* _指示 1_
下にある堤城の紹介文と照らし合わせて、次の(a)〜(c)がそれぞれ本文に合っているかを「はい」か「いいえ」で答え、判断の根拠となる本文の語句をそのまま引用してください。(a) 堤城は今川氏の家臣である松井氏が築いた城である。(b) 公民館には登城口と駐車スペースがある。(c) 今回は主城(千畳)に登って写真を撮った。
* _指示 2_
堤城の紹介文にある「その左(北)に見える小山が城山と呼ばれる出城です。」という一文を英語に訳してください。
* _指示 3_
下に載っている堤城についての文章を、最後の文の後から書き継いでください。

* _本文_

- - - - - - -

遠江 堤城(菊川市、旧小笠町)

城址碑前から堤城の出城を

今川氏の家臣松井氏が今川氏の遠江進出の一環として築いた城

所在地

静岡県菊川市下平川字堤
【アクセス】
東名高速菊川ICから県道37号線を5kmほど南下し、牛渕川に架かる城下橋を渡って100mほどにある路地を東へ左折するとすぐ左手に「堤城址」と書かれた標柱がたっています。その左(北)に見える小山が城山と呼ばれる出城です。標柱のところを左折すると公民館があり、そこに登城口と駐車スペースがあります。標柱の右前方の山が主城(千畳)ですが、こちらは山の南側へ廻って登る道があるようですが、今回は山麓から写真を撮っただけです。

- - - - - - -

* _データ行_

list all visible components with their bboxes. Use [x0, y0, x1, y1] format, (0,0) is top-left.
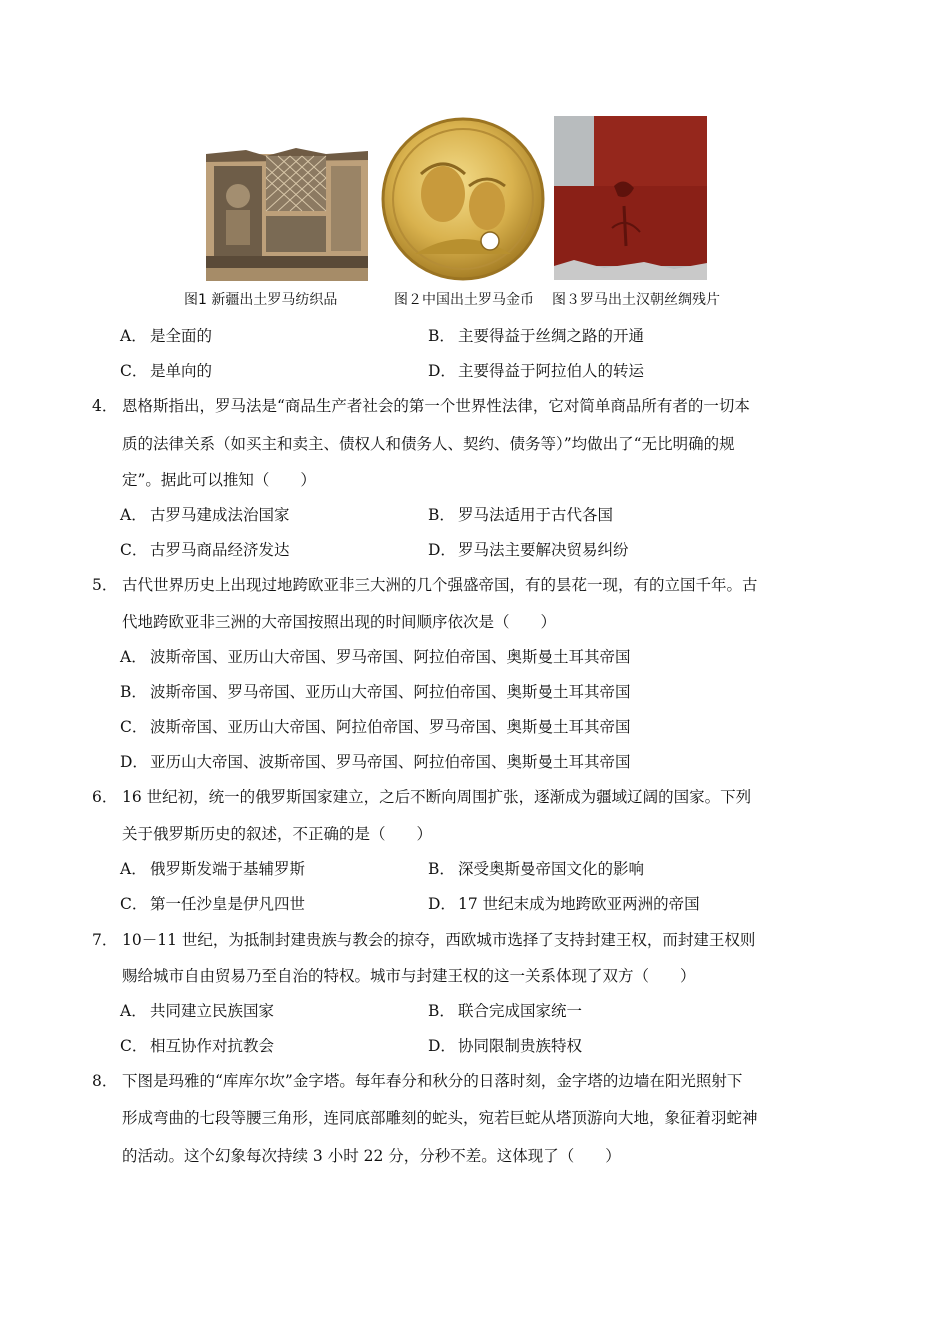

- - - - - - -

* _実行結果 1_
(a) はい。「今川氏の家臣松井氏が今川氏の遠江進出の一環として築いた城」
(b) はい。「そこに登城口と駐車スペースがあります」
(c) いいえ。「今回は山麓から写真を撮っただけです」

* _実行結果 2_
The small hill visible to its left (north) is the outlying fort called Shiroyama.

* _実行結果 3_
所要時間

今回は、出城だけでした。出城は、山麓から山頂部まで3分ほどで、出城の見学総時間は10分ほどでした。

形状

丘城

現状・遺構等

【現状】 山林、茶畑
【遺構等】 曲輪、土塁、堀切、城主松井信薫の墓、石碑、説明板

満足度

☆☆☆☆

訪城日

2014/05/21

歴史等

堤城が、いつ頃築城したかは明らかではないが、永正年間(1504~21)今川氏親の遠江進出の一環として、今川氏の家臣・松井氏により築城されたと伝えられる。
永正10年(1513)松井宗能が今川氏親から「下平河」を与えられ、享禄元年(1528)には宗能の嫡子貞宗が相続して堤城主となった。そして、永禄2年(1559)には貞宗の次男宗信が貞宗の跡を継いだ。
一方、貞宗の長男信薫(のぶしげ)は、永正11年(1514)今川氏親から二俣城に移るべく命ぜられ、二俣城主となった。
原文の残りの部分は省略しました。